Collected data entries

┄┄┄┄┄┄

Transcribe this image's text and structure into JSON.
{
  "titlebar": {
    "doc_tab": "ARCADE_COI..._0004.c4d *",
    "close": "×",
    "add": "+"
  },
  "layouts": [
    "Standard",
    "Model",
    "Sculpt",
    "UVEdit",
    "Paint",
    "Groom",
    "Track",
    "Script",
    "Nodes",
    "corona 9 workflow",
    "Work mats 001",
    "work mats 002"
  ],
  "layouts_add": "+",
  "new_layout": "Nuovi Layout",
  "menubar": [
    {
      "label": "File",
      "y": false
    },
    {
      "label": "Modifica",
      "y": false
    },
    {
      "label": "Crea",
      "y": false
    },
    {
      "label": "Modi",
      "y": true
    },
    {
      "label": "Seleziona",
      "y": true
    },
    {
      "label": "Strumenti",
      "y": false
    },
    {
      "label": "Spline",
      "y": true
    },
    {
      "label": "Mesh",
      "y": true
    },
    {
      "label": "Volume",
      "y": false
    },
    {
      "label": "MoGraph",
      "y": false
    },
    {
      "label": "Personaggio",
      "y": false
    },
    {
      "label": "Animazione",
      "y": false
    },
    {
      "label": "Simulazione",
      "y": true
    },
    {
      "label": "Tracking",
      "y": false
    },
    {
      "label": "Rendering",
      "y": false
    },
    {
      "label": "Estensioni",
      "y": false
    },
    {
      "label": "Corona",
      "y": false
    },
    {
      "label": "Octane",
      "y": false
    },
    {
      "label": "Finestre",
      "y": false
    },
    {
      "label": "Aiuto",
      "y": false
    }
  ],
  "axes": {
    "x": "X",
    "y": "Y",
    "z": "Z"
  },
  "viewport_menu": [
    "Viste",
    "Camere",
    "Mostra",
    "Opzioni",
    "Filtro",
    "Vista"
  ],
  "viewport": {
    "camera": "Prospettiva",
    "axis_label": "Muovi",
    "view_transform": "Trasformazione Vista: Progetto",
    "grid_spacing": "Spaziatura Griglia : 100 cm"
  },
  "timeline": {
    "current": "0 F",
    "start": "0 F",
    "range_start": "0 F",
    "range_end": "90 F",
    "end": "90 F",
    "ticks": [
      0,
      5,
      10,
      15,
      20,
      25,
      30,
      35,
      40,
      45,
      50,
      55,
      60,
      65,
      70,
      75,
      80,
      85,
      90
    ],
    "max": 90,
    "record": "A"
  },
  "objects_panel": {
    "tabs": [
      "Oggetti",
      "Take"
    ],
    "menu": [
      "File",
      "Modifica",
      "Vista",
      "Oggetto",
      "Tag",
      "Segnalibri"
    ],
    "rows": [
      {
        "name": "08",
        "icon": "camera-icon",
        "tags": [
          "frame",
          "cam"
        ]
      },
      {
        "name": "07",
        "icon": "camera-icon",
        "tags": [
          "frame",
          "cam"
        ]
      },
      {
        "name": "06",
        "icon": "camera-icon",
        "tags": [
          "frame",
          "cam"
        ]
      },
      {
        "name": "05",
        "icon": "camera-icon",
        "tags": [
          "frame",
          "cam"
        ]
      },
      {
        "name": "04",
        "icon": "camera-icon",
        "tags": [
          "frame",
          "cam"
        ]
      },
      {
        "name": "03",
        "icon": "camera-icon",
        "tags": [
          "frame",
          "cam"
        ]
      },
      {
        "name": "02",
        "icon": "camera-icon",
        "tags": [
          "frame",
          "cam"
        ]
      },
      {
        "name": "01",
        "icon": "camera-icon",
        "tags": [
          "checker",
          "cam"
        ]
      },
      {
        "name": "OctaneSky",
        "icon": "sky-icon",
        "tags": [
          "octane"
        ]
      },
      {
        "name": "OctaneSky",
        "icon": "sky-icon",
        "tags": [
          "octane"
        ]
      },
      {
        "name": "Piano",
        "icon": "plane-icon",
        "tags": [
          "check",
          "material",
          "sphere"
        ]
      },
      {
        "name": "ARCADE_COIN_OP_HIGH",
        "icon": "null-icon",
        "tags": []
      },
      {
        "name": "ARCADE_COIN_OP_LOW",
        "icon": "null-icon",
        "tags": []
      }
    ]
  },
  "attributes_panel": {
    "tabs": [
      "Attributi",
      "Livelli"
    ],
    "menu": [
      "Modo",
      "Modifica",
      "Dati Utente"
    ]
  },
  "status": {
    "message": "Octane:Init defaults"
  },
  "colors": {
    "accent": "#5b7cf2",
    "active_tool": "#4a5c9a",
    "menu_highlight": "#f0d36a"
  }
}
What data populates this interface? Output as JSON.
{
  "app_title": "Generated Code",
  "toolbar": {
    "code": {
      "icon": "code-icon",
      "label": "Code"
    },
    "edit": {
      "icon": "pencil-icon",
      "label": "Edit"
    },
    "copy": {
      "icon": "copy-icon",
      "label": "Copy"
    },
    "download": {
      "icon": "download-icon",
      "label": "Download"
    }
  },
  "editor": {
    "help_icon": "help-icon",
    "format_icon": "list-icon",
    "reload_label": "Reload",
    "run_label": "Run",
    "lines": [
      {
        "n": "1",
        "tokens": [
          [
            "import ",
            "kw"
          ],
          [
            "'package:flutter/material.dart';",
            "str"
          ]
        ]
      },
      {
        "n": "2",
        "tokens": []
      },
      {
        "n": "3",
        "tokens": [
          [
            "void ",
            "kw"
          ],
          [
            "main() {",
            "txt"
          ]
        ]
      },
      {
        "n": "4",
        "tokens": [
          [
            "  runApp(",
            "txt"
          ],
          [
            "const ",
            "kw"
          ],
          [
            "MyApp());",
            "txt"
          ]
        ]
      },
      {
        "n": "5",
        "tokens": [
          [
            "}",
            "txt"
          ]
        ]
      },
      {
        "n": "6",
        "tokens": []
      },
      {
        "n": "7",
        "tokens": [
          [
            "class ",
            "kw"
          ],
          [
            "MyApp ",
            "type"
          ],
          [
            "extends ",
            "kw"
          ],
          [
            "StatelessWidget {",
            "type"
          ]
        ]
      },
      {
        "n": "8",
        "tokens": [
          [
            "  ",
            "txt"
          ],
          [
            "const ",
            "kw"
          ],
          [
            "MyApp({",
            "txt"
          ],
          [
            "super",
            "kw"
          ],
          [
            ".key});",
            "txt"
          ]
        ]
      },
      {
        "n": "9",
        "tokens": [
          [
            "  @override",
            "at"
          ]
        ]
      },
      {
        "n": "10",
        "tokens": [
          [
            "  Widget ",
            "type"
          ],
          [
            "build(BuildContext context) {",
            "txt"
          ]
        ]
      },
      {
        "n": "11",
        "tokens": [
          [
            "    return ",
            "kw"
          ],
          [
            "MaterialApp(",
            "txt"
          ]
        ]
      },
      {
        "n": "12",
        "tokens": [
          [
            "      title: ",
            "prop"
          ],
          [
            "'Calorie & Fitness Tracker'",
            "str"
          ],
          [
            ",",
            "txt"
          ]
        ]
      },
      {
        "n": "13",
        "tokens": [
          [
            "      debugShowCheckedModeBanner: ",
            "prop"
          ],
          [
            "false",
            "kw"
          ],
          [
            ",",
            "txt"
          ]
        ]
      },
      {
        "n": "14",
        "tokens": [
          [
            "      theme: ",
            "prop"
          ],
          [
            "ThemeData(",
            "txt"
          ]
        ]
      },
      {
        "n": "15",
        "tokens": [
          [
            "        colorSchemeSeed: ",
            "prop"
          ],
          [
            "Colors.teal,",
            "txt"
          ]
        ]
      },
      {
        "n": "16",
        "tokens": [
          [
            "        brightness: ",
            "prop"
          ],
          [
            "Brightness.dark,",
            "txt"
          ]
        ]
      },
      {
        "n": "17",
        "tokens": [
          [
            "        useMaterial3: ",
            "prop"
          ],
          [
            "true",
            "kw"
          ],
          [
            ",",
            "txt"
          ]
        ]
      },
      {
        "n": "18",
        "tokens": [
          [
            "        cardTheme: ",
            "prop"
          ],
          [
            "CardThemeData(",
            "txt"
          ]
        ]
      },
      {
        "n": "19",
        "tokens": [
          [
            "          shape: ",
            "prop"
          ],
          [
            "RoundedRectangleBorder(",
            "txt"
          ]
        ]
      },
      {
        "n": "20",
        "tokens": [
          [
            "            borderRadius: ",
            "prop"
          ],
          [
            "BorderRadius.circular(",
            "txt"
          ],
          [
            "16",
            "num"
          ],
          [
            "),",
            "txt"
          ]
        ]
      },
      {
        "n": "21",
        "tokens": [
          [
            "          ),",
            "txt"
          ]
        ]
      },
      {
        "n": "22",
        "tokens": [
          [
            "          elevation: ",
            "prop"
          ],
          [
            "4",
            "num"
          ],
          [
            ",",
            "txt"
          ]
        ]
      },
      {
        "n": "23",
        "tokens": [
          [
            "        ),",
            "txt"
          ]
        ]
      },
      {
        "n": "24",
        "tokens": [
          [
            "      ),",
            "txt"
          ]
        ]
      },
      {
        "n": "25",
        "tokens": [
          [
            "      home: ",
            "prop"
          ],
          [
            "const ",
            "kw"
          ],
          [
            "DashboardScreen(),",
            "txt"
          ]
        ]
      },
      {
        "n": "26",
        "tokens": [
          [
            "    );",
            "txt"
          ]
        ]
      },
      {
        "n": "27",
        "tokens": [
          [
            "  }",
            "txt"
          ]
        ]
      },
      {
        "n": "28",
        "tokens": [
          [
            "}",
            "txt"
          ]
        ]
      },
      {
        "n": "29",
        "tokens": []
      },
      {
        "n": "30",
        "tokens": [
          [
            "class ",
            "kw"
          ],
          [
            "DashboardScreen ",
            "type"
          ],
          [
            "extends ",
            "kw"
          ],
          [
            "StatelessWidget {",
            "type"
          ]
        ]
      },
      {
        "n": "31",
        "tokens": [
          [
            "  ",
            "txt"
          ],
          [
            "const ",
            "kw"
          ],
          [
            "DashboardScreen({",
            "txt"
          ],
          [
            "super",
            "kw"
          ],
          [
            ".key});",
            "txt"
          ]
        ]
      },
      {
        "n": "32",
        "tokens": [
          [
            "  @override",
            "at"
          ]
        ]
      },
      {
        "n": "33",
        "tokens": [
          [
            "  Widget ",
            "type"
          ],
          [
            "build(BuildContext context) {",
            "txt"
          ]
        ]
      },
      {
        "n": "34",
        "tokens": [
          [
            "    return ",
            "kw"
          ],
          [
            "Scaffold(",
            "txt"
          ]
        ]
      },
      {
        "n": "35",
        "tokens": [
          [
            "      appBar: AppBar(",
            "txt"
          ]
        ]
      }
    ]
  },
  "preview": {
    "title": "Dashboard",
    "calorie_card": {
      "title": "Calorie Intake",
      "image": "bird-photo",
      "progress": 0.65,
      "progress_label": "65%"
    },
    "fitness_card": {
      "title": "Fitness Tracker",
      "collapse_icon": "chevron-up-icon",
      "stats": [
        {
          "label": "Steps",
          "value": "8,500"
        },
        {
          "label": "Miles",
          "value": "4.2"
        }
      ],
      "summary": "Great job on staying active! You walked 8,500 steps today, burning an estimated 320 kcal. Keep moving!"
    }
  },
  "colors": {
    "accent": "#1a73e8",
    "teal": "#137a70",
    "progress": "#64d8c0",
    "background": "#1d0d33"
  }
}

┄┄┄┄┄┄

### What you have to do
Copy out the lines that hold "JSON".

### Right answer
Transcribe this image's text and structure into JSON.
What data populates this interface? Output as JSON.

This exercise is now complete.